**Exercise description:** Drop the pictures, then extract the listing word for word.

**Extracted entries:**
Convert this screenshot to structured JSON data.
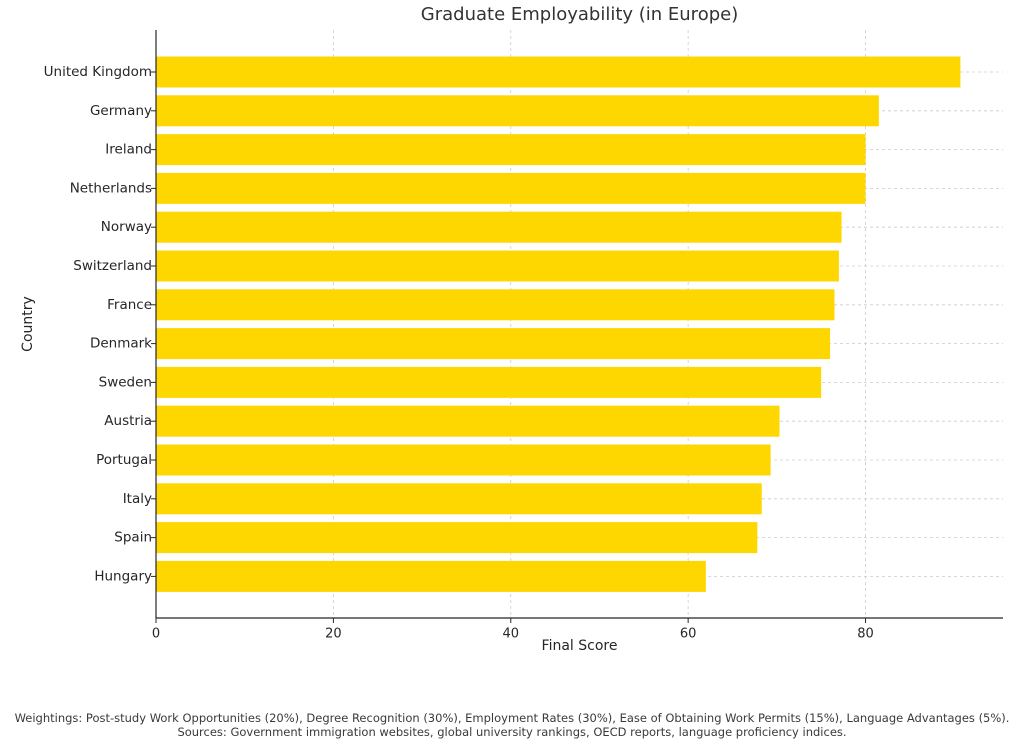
{
  "chart_data": {
    "type": "bar",
    "orientation": "horizontal",
    "title": "Graduate Employability (in Europe)",
    "xlabel": "Final Score",
    "ylabel": "Country",
    "categories": [
      "United Kingdom",
      "Germany",
      "Ireland",
      "Netherlands",
      "Norway",
      "Switzerland",
      "France",
      "Denmark",
      "Sweden",
      "Austria",
      "Portugal",
      "Italy",
      "Spain",
      "Hungary"
    ],
    "values": [
      90.7,
      81.5,
      80.0,
      80.0,
      77.3,
      77.0,
      76.5,
      76.0,
      75.0,
      70.3,
      69.3,
      68.3,
      67.8,
      62.0
    ],
    "xlim": [
      0,
      95.5
    ],
    "xticks": [
      0,
      20,
      40,
      60,
      80
    ],
    "grid": true,
    "bar_color": "#FFD700"
  },
  "footnote": {
    "line1": "Weightings: Post-study Work Opportunities (20%), Degree Recognition (30%), Employment Rates (30%), Ease of Obtaining Work Permits (15%), Language Advantages (5%).",
    "line2": "Sources: Government immigration websites, global university rankings, OECD reports, language proficiency indices."
  }
}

**Answer for this exercise:**
Convert this screenshot to structured JSON data.
{
  "chart_data": {
    "type": "bar",
    "orientation": "horizontal",
    "title": "Graduate Employability (in Europe)",
    "xlabel": "Final Score",
    "ylabel": "Country",
    "categories": [
      "United Kingdom",
      "Germany",
      "Ireland",
      "Netherlands",
      "Norway",
      "Switzerland",
      "France",
      "Denmark",
      "Sweden",
      "Austria",
      "Portugal",
      "Italy",
      "Spain",
      "Hungary"
    ],
    "values": [
      90.7,
      81.5,
      80.0,
      80.0,
      77.3,
      77.0,
      76.5,
      76.0,
      75.0,
      70.3,
      69.3,
      68.3,
      67.8,
      62.0
    ],
    "xlim": [
      0,
      95.5
    ],
    "xticks": [
      0,
      20,
      40,
      60,
      80
    ],
    "grid": true,
    "bar_color": "#FFD700"
  },
  "footnote": {
    "line1": "Weightings: Post-study Work Opportunities (20%), Degree Recognition (30%), Employment Rates (30%), Ease of Obtaining Work Permits (15%), Language Advantages (5%).",
    "line2": "Sources: Government immigration websites, global university rankings, OECD reports, language proficiency indices."
  }
}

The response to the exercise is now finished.